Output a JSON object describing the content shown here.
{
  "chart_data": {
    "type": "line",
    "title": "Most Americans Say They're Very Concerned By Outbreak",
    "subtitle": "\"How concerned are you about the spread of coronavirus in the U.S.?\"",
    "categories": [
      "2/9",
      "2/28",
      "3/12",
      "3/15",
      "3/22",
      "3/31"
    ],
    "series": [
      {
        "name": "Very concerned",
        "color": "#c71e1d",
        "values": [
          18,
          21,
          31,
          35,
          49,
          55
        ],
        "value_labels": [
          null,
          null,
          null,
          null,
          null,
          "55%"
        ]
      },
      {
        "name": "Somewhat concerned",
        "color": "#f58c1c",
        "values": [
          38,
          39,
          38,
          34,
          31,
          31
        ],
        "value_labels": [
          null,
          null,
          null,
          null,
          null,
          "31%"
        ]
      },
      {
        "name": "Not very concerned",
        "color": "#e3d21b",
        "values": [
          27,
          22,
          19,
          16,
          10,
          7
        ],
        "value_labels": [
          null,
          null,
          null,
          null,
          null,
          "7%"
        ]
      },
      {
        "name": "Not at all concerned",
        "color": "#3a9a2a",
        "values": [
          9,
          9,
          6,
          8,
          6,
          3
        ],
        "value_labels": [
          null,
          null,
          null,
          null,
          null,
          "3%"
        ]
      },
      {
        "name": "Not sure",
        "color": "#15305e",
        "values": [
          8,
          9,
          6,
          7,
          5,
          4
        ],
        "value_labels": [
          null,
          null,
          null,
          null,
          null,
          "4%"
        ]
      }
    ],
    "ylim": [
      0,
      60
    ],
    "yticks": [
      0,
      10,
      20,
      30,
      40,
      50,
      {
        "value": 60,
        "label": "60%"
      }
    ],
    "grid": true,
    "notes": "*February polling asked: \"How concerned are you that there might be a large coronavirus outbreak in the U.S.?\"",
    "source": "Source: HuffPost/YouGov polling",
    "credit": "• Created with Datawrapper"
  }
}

What to work on: Work out how many lines of the data include the word "name". Then write only that number.

Exercise output: 5